(Work to be completed) Repeat each entry as written, dropping any picture you find.

(Exercise input)
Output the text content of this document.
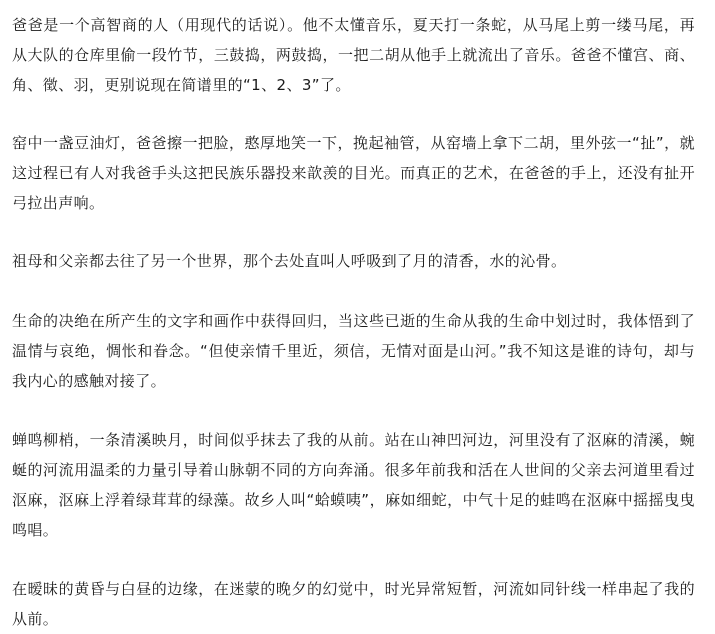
爸爸是一个高智商的人（用现代的话说）。他不太懂音乐，夏天打一条蛇，从马尾上剪一缕马尾，再从大队的仓库里偷一段竹节，三鼓捣，两鼓捣，一把二胡从他手上就流出了音乐。爸爸不懂宫、商、角、徵、羽，更别说现在简谱里的“1、2、3”了。

窑中一盏豆油灯，爸爸擦一把脸，憨厚地笑一下，挽起袖管，从窑墙上拿下二胡，里外弦一“扯”，就这过程已有人对我爸手头这把民族乐器投来歆羡的目光。而真正的艺术，在爸爸的手上，还没有扯开弓拉出声响。

祖母和父亲都去往了另一个世界，那个去处直叫人呼吸到了月的清香，水的沁骨。

生命的决绝在所产生的文字和画作中获得回归，当这些已逝的生命从我的生命中划过时，我体悟到了温情与哀绝，惆怅和眷念。“但使亲情千里近，须信，无情对面是山河。”我不知这是谁的诗句，却与我内心的感触对接了。

蝉鸣柳梢，一条清溪映月，时间似乎抹去了我的从前。站在山神凹河边，河里没有了沤麻的清溪，蜿蜒的河流用温柔的力量引导着山脉朝不同的方向奔涌。很多年前我和活在人世间的父亲去河道里看过沤麻，沤麻上浮着绿茸茸的绿藻。故乡人叫“蛤蟆咦”，麻如细蛇，中气十足的蛙鸣在沤麻中摇摇曳曳鸣唱。

在暧昧的黄昏与白昼的边缘，在迷蒙的晚夕的幻觉中，时光异常短暂，河流如同针线一样串起了我的从前。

(Written reply)
Output the text content of this document.
爸爸是一个高智商的人（用现代的话说）。他不太懂音乐，夏天打一条蛇，从马尾上剪一缕马尾，再从大队的仓库里偷一段竹节，三鼓捣，两鼓捣，一把二胡从他手上就流出了音乐。爸爸不懂宫、商、角、徵、羽，更别说现在简谱里的“1、2、3”了。

窑中一盏豆油灯，爸爸擦一把脸，憨厚地笑一下，挽起袖管，从窑墙上拿下二胡，里外弦一“扯”，就这过程已有人对我爸手头这把民族乐器投来歆羡的目光。而真正的艺术，在爸爸的手上，还没有扯开弓拉出声响。

祖母和父亲都去往了另一个世界，那个去处直叫人呼吸到了月的清香，水的沁骨。

生命的决绝在所产生的文字和画作中获得回归，当这些已逝的生命从我的生命中划过时，我体悟到了温情与哀绝，惆怅和眷念。“但使亲情千里近，须信，无情对面是山河。”我不知这是谁的诗句，却与我内心的感触对接了。

蝉鸣柳梢，一条清溪映月，时间似乎抹去了我的从前。站在山神凹河边，河里没有了沤麻的清溪，蜿蜒的河流用温柔的力量引导着山脉朝不同的方向奔涌。很多年前我和活在人世间的父亲去河道里看过沤麻，沤麻上浮着绿茸茸的绿藻。故乡人叫“蛤蟆咦”，麻如细蛇，中气十足的蛙鸣在沤麻中摇摇曳曳鸣唱。

在暧昧的黄昏与白昼的边缘，在迷蒙的晚夕的幻觉中，时光异常短暂，河流如同针线一样串起了我的从前。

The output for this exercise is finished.